• _Records that describe figures_:
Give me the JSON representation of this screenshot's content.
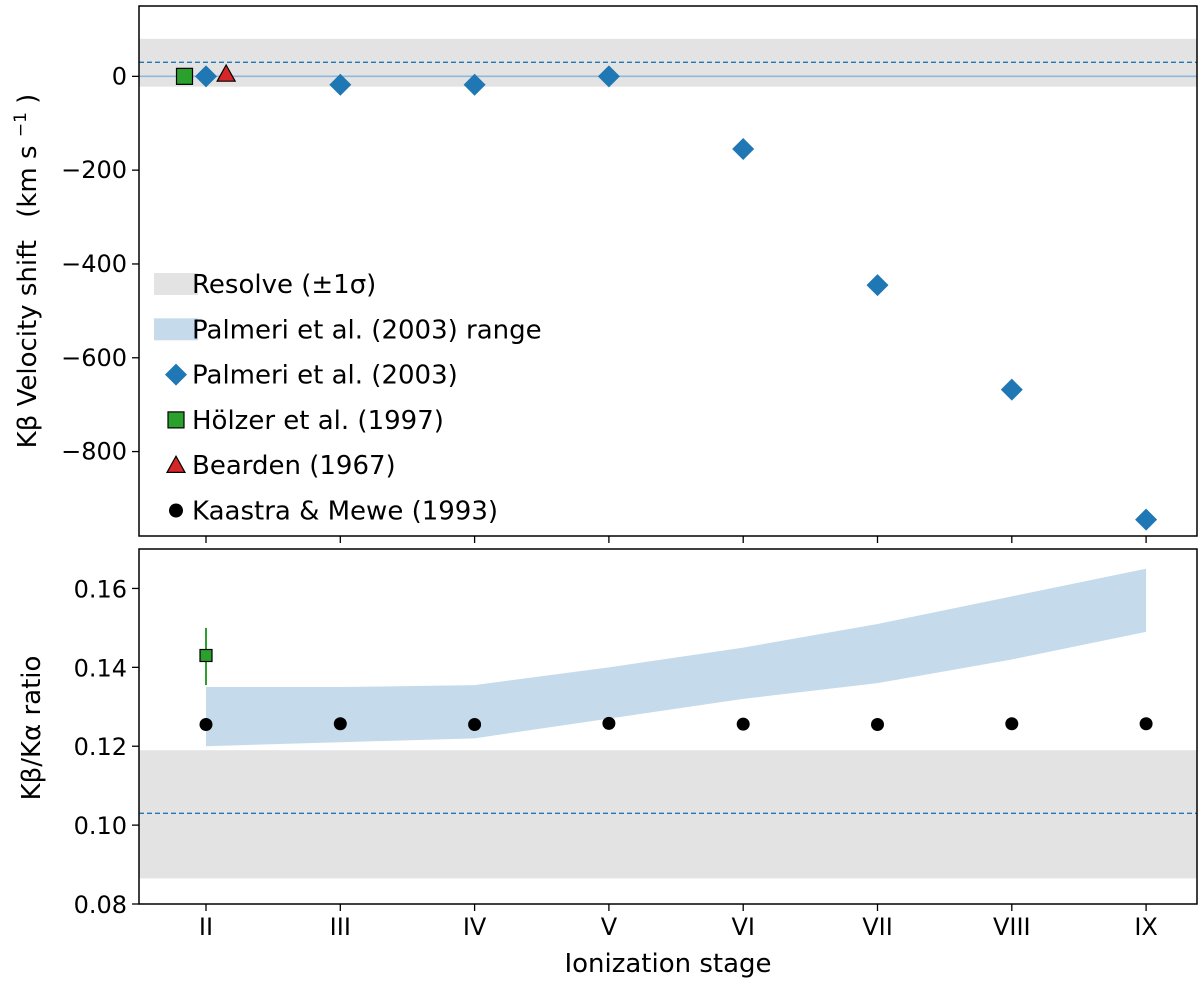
{
  "chart_data": [
    {
      "type": "scatter",
      "panel": "top",
      "ylabel_main": "Kβ Velocity shift",
      "ylabel_unit_pre": "(km s",
      "ylabel_unit_sup": "−1",
      "ylabel_unit_post": ")",
      "ylim": [
        -980,
        150
      ],
      "yticks": [
        0,
        -200,
        -400,
        -600,
        -800
      ],
      "ytick_labels": [
        "0",
        "−200",
        "−400",
        "−600",
        "−800"
      ],
      "categories": [
        "II",
        "III",
        "IV",
        "V",
        "VI",
        "VII",
        "VIII",
        "IX"
      ],
      "resolve_band": {
        "low": -22,
        "high": 80
      },
      "resolve_dashed": 30,
      "palmeri_line": 0,
      "series": [
        {
          "name": "Palmeri et al. (2003)",
          "marker": "diamond",
          "color": "#1f77b4",
          "x": [
            "II",
            "III",
            "IV",
            "V",
            "VI",
            "VII",
            "VIII",
            "IX"
          ],
          "values": [
            0,
            -18,
            -18,
            0,
            -155,
            -445,
            -668,
            -945
          ]
        },
        {
          "name": "Hölzer et al. (1997)",
          "marker": "square",
          "color": "#2ca02c",
          "x_offset": -0.16,
          "values": [
            0
          ]
        },
        {
          "name": "Bearden (1967)",
          "marker": "triangle",
          "color": "#d62728",
          "x_offset": 0.15,
          "values": [
            5
          ]
        }
      ],
      "legend": [
        {
          "label": "Resolve (±1σ)",
          "kind": "band",
          "color": "#e3e3e3"
        },
        {
          "label": "Palmeri et al. (2003) range",
          "kind": "band",
          "color": "#c5dbec"
        },
        {
          "label": "Palmeri et al. (2003)",
          "kind": "diamond",
          "color": "#1f77b4"
        },
        {
          "label": "Hölzer et al. (1997)",
          "kind": "square",
          "color": "#2ca02c"
        },
        {
          "label": "Bearden (1967)",
          "kind": "triangle",
          "color": "#d62728"
        },
        {
          "label": "Kaastra & Mewe (1993)",
          "kind": "circle",
          "color": "#000000"
        }
      ],
      "legend_position": "lower-left"
    },
    {
      "type": "scatter",
      "panel": "bottom",
      "ylabel": "Kβ/Kα ratio",
      "xlabel": "Ionization stage",
      "ylim": [
        0.08,
        0.17
      ],
      "yticks": [
        0.08,
        0.1,
        0.12,
        0.14,
        0.16
      ],
      "ytick_labels": [
        "0.08",
        "0.10",
        "0.12",
        "0.14",
        "0.16"
      ],
      "categories": [
        "II",
        "III",
        "IV",
        "V",
        "VI",
        "VII",
        "VIII",
        "IX"
      ],
      "resolve_band": {
        "low": 0.0865,
        "high": 0.119
      },
      "resolve_dashed": 0.103,
      "palmeri_range": {
        "x": [
          "II",
          "III",
          "IV",
          "V",
          "VI",
          "VII",
          "VIII",
          "IX"
        ],
        "low": [
          0.12,
          0.121,
          0.122,
          0.127,
          0.132,
          0.136,
          0.142,
          0.149
        ],
        "high": [
          0.135,
          0.135,
          0.1355,
          0.14,
          0.145,
          0.151,
          0.158,
          0.165
        ]
      },
      "series": [
        {
          "name": "Kaastra & Mewe (1993)",
          "marker": "circle",
          "color": "#000000",
          "x": [
            "II",
            "III",
            "IV",
            "V",
            "VI",
            "VII",
            "VIII",
            "IX"
          ],
          "values": [
            0.1255,
            0.1257,
            0.1255,
            0.1258,
            0.1256,
            0.1255,
            0.1257,
            0.1257
          ]
        },
        {
          "name": "Hölzer et al. (1997)",
          "marker": "square",
          "color": "#2ca02c",
          "x": [
            "II"
          ],
          "values": [
            0.143
          ],
          "err_low": 0.1355,
          "err_high": 0.15
        }
      ]
    }
  ]
}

• _What is being asked_: Pictures in the records should not appear in your copy, but everything else must be transcribed exactly.

• _Final answer_:
Give me the JSON representation of this screenshot's content.
{
  "chart_data": [
    {
      "type": "scatter",
      "panel": "top",
      "ylabel_main": "Kβ Velocity shift",
      "ylabel_unit_pre": "(km s",
      "ylabel_unit_sup": "−1",
      "ylabel_unit_post": ")",
      "ylim": [
        -980,
        150
      ],
      "yticks": [
        0,
        -200,
        -400,
        -600,
        -800
      ],
      "ytick_labels": [
        "0",
        "−200",
        "−400",
        "−600",
        "−800"
      ],
      "categories": [
        "II",
        "III",
        "IV",
        "V",
        "VI",
        "VII",
        "VIII",
        "IX"
      ],
      "resolve_band": {
        "low": -22,
        "high": 80
      },
      "resolve_dashed": 30,
      "palmeri_line": 0,
      "series": [
        {
          "name": "Palmeri et al. (2003)",
          "marker": "diamond",
          "color": "#1f77b4",
          "x": [
            "II",
            "III",
            "IV",
            "V",
            "VI",
            "VII",
            "VIII",
            "IX"
          ],
          "values": [
            0,
            -18,
            -18,
            0,
            -155,
            -445,
            -668,
            -945
          ]
        },
        {
          "name": "Hölzer et al. (1997)",
          "marker": "square",
          "color": "#2ca02c",
          "x_offset": -0.16,
          "values": [
            0
          ]
        },
        {
          "name": "Bearden (1967)",
          "marker": "triangle",
          "color": "#d62728",
          "x_offset": 0.15,
          "values": [
            5
          ]
        }
      ],
      "legend": [
        {
          "label": "Resolve (±1σ)",
          "kind": "band",
          "color": "#e3e3e3"
        },
        {
          "label": "Palmeri et al. (2003) range",
          "kind": "band",
          "color": "#c5dbec"
        },
        {
          "label": "Palmeri et al. (2003)",
          "kind": "diamond",
          "color": "#1f77b4"
        },
        {
          "label": "Hölzer et al. (1997)",
          "kind": "square",
          "color": "#2ca02c"
        },
        {
          "label": "Bearden (1967)",
          "kind": "triangle",
          "color": "#d62728"
        },
        {
          "label": "Kaastra & Mewe (1993)",
          "kind": "circle",
          "color": "#000000"
        }
      ],
      "legend_position": "lower-left"
    },
    {
      "type": "scatter",
      "panel": "bottom",
      "ylabel": "Kβ/Kα ratio",
      "xlabel": "Ionization stage",
      "ylim": [
        0.08,
        0.17
      ],
      "yticks": [
        0.08,
        0.1,
        0.12,
        0.14,
        0.16
      ],
      "ytick_labels": [
        "0.08",
        "0.10",
        "0.12",
        "0.14",
        "0.16"
      ],
      "categories": [
        "II",
        "III",
        "IV",
        "V",
        "VI",
        "VII",
        "VIII",
        "IX"
      ],
      "resolve_band": {
        "low": 0.0865,
        "high": 0.119
      },
      "resolve_dashed": 0.103,
      "palmeri_range": {
        "x": [
          "II",
          "III",
          "IV",
          "V",
          "VI",
          "VII",
          "VIII",
          "IX"
        ],
        "low": [
          0.12,
          0.121,
          0.122,
          0.127,
          0.132,
          0.136,
          0.142,
          0.149
        ],
        "high": [
          0.135,
          0.135,
          0.1355,
          0.14,
          0.145,
          0.151,
          0.158,
          0.165
        ]
      },
      "series": [
        {
          "name": "Kaastra & Mewe (1993)",
          "marker": "circle",
          "color": "#000000",
          "x": [
            "II",
            "III",
            "IV",
            "V",
            "VI",
            "VII",
            "VIII",
            "IX"
          ],
          "values": [
            0.1255,
            0.1257,
            0.1255,
            0.1258,
            0.1256,
            0.1255,
            0.1257,
            0.1257
          ]
        },
        {
          "name": "Hölzer et al. (1997)",
          "marker": "square",
          "color": "#2ca02c",
          "x": [
            "II"
          ],
          "values": [
            0.143
          ],
          "err_low": 0.1355,
          "err_high": 0.15
        }
      ]
    }
  ]
}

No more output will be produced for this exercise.